- Task directions:
Go through the material and write it all out exactly, minus the pictures.

- Available data:
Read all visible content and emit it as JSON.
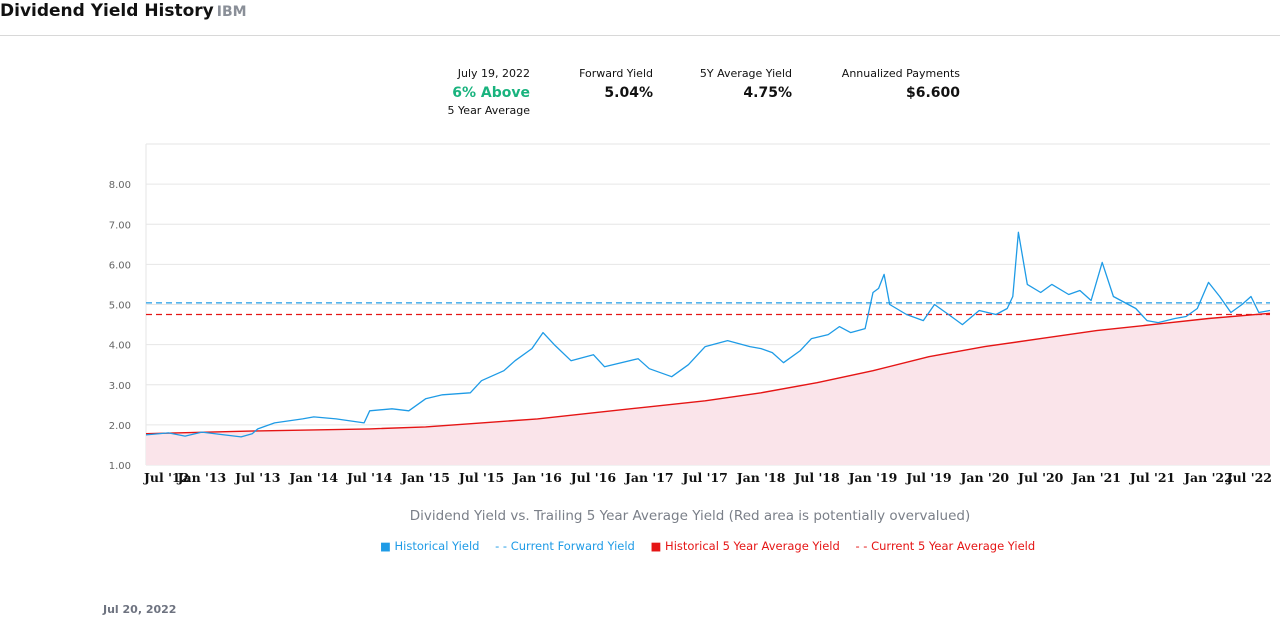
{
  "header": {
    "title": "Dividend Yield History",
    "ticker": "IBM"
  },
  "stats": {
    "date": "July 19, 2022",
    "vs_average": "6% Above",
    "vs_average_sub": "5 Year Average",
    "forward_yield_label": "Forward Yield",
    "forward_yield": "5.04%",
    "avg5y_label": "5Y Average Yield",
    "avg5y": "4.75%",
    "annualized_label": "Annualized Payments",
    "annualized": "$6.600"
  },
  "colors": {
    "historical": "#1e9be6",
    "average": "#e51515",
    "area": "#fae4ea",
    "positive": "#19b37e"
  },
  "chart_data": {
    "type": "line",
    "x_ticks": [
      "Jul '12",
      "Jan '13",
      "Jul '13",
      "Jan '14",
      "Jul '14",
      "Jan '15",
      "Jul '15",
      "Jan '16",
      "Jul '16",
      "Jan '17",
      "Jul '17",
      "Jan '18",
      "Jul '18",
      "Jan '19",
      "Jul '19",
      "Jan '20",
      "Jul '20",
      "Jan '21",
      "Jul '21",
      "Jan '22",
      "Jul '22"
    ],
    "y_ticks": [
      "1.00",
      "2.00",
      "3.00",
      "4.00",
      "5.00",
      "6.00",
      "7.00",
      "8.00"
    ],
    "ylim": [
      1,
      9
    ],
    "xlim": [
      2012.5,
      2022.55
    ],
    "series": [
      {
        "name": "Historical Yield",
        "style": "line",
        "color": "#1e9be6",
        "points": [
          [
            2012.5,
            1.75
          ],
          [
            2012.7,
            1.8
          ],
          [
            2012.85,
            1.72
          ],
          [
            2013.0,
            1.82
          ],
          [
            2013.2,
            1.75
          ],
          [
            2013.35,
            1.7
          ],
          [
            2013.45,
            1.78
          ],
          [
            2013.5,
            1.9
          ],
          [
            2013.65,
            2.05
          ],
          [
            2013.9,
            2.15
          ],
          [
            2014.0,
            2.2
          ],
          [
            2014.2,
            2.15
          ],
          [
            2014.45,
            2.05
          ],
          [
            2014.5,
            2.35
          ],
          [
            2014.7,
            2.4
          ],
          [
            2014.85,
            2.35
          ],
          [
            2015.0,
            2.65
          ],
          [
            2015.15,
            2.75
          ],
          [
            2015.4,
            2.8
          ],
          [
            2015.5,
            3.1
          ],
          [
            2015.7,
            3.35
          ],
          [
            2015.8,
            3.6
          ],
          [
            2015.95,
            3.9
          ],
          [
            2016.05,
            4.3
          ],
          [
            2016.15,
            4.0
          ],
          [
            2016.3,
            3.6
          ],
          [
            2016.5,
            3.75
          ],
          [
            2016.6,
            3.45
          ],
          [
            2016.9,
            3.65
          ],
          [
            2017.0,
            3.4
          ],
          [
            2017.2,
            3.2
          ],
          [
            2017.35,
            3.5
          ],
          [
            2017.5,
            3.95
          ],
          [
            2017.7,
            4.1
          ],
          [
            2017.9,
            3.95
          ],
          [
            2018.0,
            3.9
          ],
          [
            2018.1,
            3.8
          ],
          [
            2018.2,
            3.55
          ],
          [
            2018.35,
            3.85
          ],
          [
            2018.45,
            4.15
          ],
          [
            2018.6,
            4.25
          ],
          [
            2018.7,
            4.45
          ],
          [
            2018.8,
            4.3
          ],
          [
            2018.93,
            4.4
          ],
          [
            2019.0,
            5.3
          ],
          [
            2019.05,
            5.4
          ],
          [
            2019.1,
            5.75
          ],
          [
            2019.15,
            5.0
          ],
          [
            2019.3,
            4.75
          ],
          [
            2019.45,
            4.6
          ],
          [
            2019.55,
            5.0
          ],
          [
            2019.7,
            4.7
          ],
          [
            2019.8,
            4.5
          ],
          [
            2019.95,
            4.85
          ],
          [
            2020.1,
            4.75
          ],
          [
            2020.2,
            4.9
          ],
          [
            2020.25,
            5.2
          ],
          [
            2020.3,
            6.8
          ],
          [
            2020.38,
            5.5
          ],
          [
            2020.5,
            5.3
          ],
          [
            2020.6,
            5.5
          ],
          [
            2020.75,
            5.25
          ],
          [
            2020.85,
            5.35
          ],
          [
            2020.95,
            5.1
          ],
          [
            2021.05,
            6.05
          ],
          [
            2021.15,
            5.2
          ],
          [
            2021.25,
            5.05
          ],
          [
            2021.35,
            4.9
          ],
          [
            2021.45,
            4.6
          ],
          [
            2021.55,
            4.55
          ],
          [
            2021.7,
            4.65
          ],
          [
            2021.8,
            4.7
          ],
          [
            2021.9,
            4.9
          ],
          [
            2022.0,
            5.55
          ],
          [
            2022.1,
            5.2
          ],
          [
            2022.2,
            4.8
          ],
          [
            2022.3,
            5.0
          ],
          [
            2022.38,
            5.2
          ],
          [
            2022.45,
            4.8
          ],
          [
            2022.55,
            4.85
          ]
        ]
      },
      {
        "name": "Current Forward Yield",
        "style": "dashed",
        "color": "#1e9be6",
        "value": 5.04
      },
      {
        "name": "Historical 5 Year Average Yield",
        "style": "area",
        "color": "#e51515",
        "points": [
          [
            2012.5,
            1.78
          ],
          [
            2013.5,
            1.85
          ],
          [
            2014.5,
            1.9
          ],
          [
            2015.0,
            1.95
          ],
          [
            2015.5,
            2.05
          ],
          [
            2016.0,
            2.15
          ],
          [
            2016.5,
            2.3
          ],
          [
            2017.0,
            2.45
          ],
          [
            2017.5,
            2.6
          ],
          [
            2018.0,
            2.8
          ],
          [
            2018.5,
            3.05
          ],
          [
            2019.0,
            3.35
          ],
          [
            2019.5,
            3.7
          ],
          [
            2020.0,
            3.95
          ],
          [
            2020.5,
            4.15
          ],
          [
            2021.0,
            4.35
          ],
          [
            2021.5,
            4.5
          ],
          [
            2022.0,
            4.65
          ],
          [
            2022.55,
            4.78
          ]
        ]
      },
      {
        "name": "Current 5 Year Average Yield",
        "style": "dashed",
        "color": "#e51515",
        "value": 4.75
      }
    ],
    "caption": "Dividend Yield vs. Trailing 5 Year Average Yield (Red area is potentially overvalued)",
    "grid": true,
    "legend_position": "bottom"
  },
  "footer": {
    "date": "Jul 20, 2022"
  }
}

- Written answer:
Read all visible content and emit it as JSON.
{
  "header": {
    "title": "Dividend Yield History",
    "ticker": "IBM"
  },
  "stats": {
    "date": "July 19, 2022",
    "vs_average": "6% Above",
    "vs_average_sub": "5 Year Average",
    "forward_yield_label": "Forward Yield",
    "forward_yield": "5.04%",
    "avg5y_label": "5Y Average Yield",
    "avg5y": "4.75%",
    "annualized_label": "Annualized Payments",
    "annualized": "$6.600"
  },
  "colors": {
    "historical": "#1e9be6",
    "average": "#e51515",
    "area": "#fae4ea",
    "positive": "#19b37e"
  },
  "chart_data": {
    "type": "line",
    "x_ticks": [
      "Jul '12",
      "Jan '13",
      "Jul '13",
      "Jan '14",
      "Jul '14",
      "Jan '15",
      "Jul '15",
      "Jan '16",
      "Jul '16",
      "Jan '17",
      "Jul '17",
      "Jan '18",
      "Jul '18",
      "Jan '19",
      "Jul '19",
      "Jan '20",
      "Jul '20",
      "Jan '21",
      "Jul '21",
      "Jan '22",
      "Jul '22"
    ],
    "y_ticks": [
      "1.00",
      "2.00",
      "3.00",
      "4.00",
      "5.00",
      "6.00",
      "7.00",
      "8.00"
    ],
    "ylim": [
      1,
      9
    ],
    "xlim": [
      2012.5,
      2022.55
    ],
    "series": [
      {
        "name": "Historical Yield",
        "style": "line",
        "color": "#1e9be6",
        "points": [
          [
            2012.5,
            1.75
          ],
          [
            2012.7,
            1.8
          ],
          [
            2012.85,
            1.72
          ],
          [
            2013.0,
            1.82
          ],
          [
            2013.2,
            1.75
          ],
          [
            2013.35,
            1.7
          ],
          [
            2013.45,
            1.78
          ],
          [
            2013.5,
            1.9
          ],
          [
            2013.65,
            2.05
          ],
          [
            2013.9,
            2.15
          ],
          [
            2014.0,
            2.2
          ],
          [
            2014.2,
            2.15
          ],
          [
            2014.45,
            2.05
          ],
          [
            2014.5,
            2.35
          ],
          [
            2014.7,
            2.4
          ],
          [
            2014.85,
            2.35
          ],
          [
            2015.0,
            2.65
          ],
          [
            2015.15,
            2.75
          ],
          [
            2015.4,
            2.8
          ],
          [
            2015.5,
            3.1
          ],
          [
            2015.7,
            3.35
          ],
          [
            2015.8,
            3.6
          ],
          [
            2015.95,
            3.9
          ],
          [
            2016.05,
            4.3
          ],
          [
            2016.15,
            4.0
          ],
          [
            2016.3,
            3.6
          ],
          [
            2016.5,
            3.75
          ],
          [
            2016.6,
            3.45
          ],
          [
            2016.9,
            3.65
          ],
          [
            2017.0,
            3.4
          ],
          [
            2017.2,
            3.2
          ],
          [
            2017.35,
            3.5
          ],
          [
            2017.5,
            3.95
          ],
          [
            2017.7,
            4.1
          ],
          [
            2017.9,
            3.95
          ],
          [
            2018.0,
            3.9
          ],
          [
            2018.1,
            3.8
          ],
          [
            2018.2,
            3.55
          ],
          [
            2018.35,
            3.85
          ],
          [
            2018.45,
            4.15
          ],
          [
            2018.6,
            4.25
          ],
          [
            2018.7,
            4.45
          ],
          [
            2018.8,
            4.3
          ],
          [
            2018.93,
            4.4
          ],
          [
            2019.0,
            5.3
          ],
          [
            2019.05,
            5.4
          ],
          [
            2019.1,
            5.75
          ],
          [
            2019.15,
            5.0
          ],
          [
            2019.3,
            4.75
          ],
          [
            2019.45,
            4.6
          ],
          [
            2019.55,
            5.0
          ],
          [
            2019.7,
            4.7
          ],
          [
            2019.8,
            4.5
          ],
          [
            2019.95,
            4.85
          ],
          [
            2020.1,
            4.75
          ],
          [
            2020.2,
            4.9
          ],
          [
            2020.25,
            5.2
          ],
          [
            2020.3,
            6.8
          ],
          [
            2020.38,
            5.5
          ],
          [
            2020.5,
            5.3
          ],
          [
            2020.6,
            5.5
          ],
          [
            2020.75,
            5.25
          ],
          [
            2020.85,
            5.35
          ],
          [
            2020.95,
            5.1
          ],
          [
            2021.05,
            6.05
          ],
          [
            2021.15,
            5.2
          ],
          [
            2021.25,
            5.05
          ],
          [
            2021.35,
            4.9
          ],
          [
            2021.45,
            4.6
          ],
          [
            2021.55,
            4.55
          ],
          [
            2021.7,
            4.65
          ],
          [
            2021.8,
            4.7
          ],
          [
            2021.9,
            4.9
          ],
          [
            2022.0,
            5.55
          ],
          [
            2022.1,
            5.2
          ],
          [
            2022.2,
            4.8
          ],
          [
            2022.3,
            5.0
          ],
          [
            2022.38,
            5.2
          ],
          [
            2022.45,
            4.8
          ],
          [
            2022.55,
            4.85
          ]
        ]
      },
      {
        "name": "Current Forward Yield",
        "style": "dashed",
        "color": "#1e9be6",
        "value": 5.04
      },
      {
        "name": "Historical 5 Year Average Yield",
        "style": "area",
        "color": "#e51515",
        "points": [
          [
            2012.5,
            1.78
          ],
          [
            2013.5,
            1.85
          ],
          [
            2014.5,
            1.9
          ],
          [
            2015.0,
            1.95
          ],
          [
            2015.5,
            2.05
          ],
          [
            2016.0,
            2.15
          ],
          [
            2016.5,
            2.3
          ],
          [
            2017.0,
            2.45
          ],
          [
            2017.5,
            2.6
          ],
          [
            2018.0,
            2.8
          ],
          [
            2018.5,
            3.05
          ],
          [
            2019.0,
            3.35
          ],
          [
            2019.5,
            3.7
          ],
          [
            2020.0,
            3.95
          ],
          [
            2020.5,
            4.15
          ],
          [
            2021.0,
            4.35
          ],
          [
            2021.5,
            4.5
          ],
          [
            2022.0,
            4.65
          ],
          [
            2022.55,
            4.78
          ]
        ]
      },
      {
        "name": "Current 5 Year Average Yield",
        "style": "dashed",
        "color": "#e51515",
        "value": 4.75
      }
    ],
    "caption": "Dividend Yield vs. Trailing 5 Year Average Yield (Red area is potentially overvalued)",
    "grid": true,
    "legend_position": "bottom"
  },
  "footer": {
    "date": "Jul 20, 2022"
  }
}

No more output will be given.